Copy everything from the first line of the rows down to the line containing "table-cell: 8.0x xyxy=(28,351,188,382)", changing each "NM" to "n/a" and leaving everything else as it is.

— BEGIN Listed records —

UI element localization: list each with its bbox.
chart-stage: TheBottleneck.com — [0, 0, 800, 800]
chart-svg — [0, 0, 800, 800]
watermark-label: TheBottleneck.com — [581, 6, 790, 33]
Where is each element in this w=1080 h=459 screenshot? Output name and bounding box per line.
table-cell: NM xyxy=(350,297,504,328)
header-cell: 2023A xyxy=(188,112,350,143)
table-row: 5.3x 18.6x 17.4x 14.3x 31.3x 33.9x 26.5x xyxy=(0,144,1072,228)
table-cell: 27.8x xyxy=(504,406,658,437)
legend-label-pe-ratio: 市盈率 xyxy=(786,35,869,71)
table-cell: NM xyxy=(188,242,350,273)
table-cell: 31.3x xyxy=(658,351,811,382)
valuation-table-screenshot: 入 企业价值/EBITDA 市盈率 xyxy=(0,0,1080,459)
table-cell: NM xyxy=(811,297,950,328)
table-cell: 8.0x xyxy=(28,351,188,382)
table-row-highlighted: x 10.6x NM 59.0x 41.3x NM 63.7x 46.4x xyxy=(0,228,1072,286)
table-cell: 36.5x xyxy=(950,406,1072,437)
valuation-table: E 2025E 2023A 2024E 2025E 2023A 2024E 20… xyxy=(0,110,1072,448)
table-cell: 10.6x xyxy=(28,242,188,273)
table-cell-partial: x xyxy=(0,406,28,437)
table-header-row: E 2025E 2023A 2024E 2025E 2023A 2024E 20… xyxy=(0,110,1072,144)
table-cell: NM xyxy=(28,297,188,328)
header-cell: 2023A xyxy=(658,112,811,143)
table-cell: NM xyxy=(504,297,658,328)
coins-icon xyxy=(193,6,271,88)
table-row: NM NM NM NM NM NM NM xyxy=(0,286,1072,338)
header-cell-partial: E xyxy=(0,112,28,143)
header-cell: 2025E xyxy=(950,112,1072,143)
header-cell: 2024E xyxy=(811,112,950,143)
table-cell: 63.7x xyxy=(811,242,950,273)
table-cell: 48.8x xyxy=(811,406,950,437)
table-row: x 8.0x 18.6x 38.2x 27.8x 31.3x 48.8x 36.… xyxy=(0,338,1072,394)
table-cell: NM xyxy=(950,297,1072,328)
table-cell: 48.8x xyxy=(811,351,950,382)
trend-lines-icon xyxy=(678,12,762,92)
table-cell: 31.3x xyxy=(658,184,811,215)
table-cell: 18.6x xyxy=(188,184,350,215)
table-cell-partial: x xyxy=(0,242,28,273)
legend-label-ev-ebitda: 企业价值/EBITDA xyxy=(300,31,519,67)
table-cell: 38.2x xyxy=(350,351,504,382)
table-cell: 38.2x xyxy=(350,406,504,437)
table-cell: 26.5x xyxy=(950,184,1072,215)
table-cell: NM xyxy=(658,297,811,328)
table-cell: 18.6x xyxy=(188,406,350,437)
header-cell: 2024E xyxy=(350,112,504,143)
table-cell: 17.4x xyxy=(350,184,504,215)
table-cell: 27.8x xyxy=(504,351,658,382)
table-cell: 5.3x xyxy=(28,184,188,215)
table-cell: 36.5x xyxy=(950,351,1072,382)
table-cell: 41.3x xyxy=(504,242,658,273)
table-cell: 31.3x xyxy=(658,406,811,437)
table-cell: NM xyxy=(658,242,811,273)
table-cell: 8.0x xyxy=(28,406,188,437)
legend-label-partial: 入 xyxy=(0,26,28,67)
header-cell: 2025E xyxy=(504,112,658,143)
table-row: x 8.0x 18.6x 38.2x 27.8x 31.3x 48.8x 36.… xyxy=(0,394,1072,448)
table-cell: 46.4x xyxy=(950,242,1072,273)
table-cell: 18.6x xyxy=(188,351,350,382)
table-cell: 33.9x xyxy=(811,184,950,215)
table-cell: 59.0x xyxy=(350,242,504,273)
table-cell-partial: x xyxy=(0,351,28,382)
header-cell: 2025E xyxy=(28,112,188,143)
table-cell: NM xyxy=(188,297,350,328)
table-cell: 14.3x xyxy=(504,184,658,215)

— END Listed records —

■ **Answer to the task**
UI element localization: list each with its bbox.
chart-stage: TheBottleneck.com — [0, 0, 800, 800]
chart-svg — [0, 0, 800, 800]
watermark-label: TheBottleneck.com — [581, 6, 790, 33]
Where is each element in this w=1080 h=459 screenshot? Output name and bounding box per line.
table-cell: n/a xyxy=(350,297,504,328)
header-cell: 2023A xyxy=(188,112,350,143)
table-row: 5.3x 18.6x 17.4x 14.3x 31.3x 33.9x 26.5x xyxy=(0,144,1072,228)
table-cell: 27.8x xyxy=(504,406,658,437)
legend-label-pe-ratio: 市盈率 xyxy=(786,35,869,71)
table-cell: n/a xyxy=(188,242,350,273)
table-cell: 31.3x xyxy=(658,351,811,382)
valuation-table-screenshot: 入 企业价值/EBITDA 市盈率 xyxy=(0,0,1080,459)
table-cell: n/a xyxy=(811,297,950,328)
table-cell: 8.0x xyxy=(28,351,188,382)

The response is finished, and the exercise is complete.